## Supplied data
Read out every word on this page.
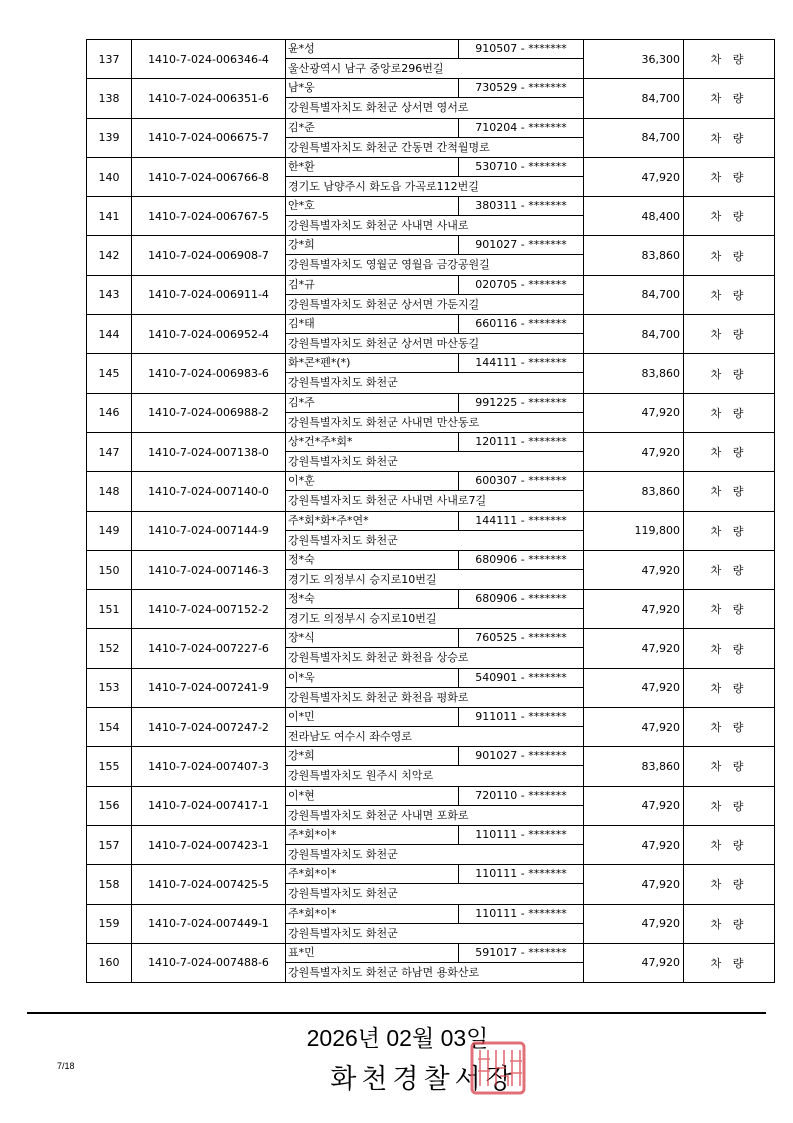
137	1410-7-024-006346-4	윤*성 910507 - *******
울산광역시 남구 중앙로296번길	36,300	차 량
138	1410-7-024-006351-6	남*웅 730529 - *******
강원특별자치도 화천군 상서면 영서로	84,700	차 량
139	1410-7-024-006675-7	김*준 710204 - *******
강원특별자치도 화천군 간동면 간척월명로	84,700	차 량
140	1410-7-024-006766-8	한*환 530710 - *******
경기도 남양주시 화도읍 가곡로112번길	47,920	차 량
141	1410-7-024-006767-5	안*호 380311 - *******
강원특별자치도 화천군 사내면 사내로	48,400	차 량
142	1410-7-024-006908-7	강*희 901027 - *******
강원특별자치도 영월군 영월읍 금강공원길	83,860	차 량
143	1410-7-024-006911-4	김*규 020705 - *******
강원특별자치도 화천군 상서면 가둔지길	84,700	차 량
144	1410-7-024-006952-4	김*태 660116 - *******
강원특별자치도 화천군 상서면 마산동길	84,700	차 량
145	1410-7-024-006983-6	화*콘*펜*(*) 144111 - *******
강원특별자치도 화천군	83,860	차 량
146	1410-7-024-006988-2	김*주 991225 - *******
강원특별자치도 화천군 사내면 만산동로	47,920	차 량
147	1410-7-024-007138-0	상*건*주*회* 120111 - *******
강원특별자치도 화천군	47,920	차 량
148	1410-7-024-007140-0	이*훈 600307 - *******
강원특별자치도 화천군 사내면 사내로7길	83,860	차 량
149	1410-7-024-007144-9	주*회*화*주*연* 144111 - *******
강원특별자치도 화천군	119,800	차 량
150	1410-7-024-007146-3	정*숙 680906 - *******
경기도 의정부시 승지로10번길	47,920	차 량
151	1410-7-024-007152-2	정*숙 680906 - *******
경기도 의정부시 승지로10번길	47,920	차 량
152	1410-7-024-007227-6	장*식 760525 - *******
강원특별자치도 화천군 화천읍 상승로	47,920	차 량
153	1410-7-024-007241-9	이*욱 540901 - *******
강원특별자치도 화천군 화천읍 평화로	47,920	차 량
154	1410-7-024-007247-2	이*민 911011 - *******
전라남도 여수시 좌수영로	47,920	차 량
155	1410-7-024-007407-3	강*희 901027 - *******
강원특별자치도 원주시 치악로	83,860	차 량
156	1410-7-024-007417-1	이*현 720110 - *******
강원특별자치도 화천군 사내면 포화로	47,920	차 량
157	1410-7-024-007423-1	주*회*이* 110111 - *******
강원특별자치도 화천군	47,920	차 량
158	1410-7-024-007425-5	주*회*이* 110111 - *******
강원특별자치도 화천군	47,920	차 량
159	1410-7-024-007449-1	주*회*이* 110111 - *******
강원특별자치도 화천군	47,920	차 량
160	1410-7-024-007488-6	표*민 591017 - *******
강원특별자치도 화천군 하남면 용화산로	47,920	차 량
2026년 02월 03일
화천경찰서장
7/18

...

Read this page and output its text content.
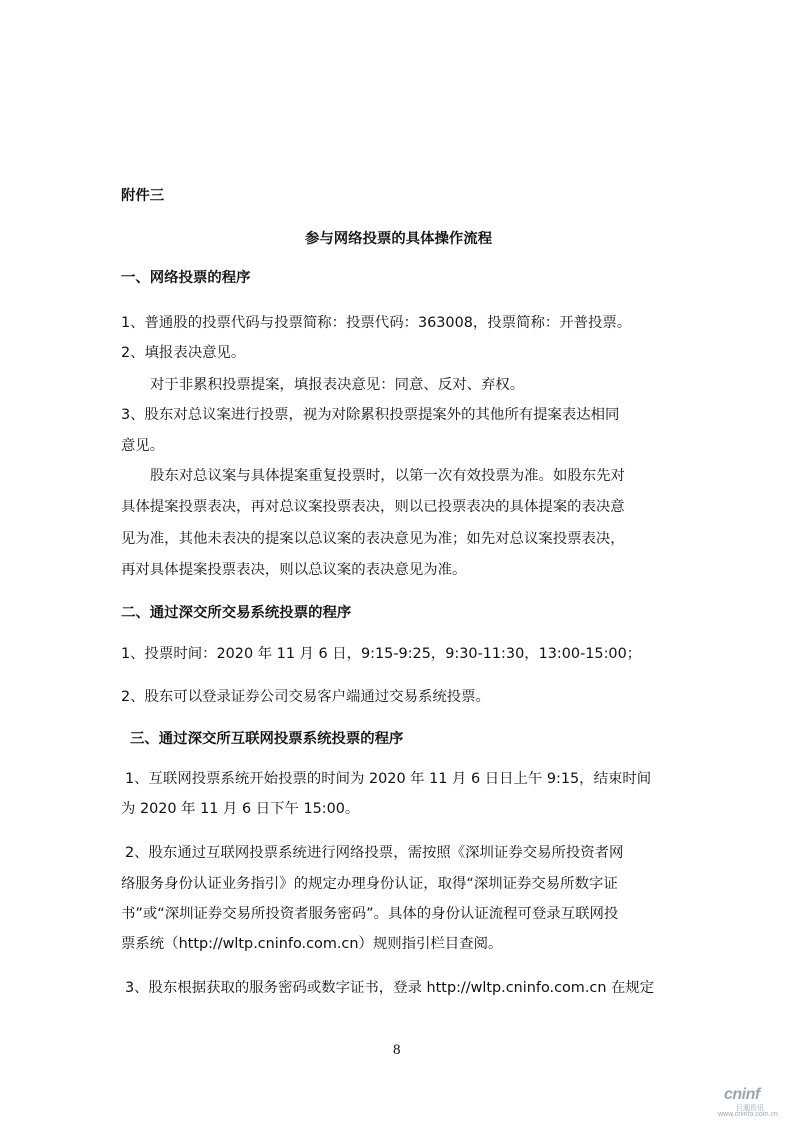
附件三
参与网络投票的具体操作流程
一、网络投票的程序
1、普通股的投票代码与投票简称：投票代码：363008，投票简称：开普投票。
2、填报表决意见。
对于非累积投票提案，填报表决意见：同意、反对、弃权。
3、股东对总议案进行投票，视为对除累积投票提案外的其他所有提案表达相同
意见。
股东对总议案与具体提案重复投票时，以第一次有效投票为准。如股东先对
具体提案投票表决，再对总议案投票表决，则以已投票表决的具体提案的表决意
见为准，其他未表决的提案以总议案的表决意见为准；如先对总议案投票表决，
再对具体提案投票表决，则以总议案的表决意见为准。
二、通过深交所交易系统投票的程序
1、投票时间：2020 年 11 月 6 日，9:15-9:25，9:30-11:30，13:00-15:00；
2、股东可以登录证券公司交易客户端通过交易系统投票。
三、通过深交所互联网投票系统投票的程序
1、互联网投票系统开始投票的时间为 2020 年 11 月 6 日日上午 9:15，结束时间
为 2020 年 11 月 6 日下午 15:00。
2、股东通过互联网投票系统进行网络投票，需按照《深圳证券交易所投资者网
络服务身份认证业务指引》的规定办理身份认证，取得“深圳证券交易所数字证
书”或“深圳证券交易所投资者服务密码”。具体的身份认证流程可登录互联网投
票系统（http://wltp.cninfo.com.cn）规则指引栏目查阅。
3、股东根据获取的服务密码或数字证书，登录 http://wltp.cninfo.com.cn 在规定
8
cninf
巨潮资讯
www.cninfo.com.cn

## Prompt
Take each line of the material that contains the word "wltp" and list it.

## The solution
票系统（http://wltp.cninfo.com.cn）规则指引栏目查阅。
3、股东根据获取的服务密码或数字证书，登录 http://wltp.cninfo.com.cn 在规定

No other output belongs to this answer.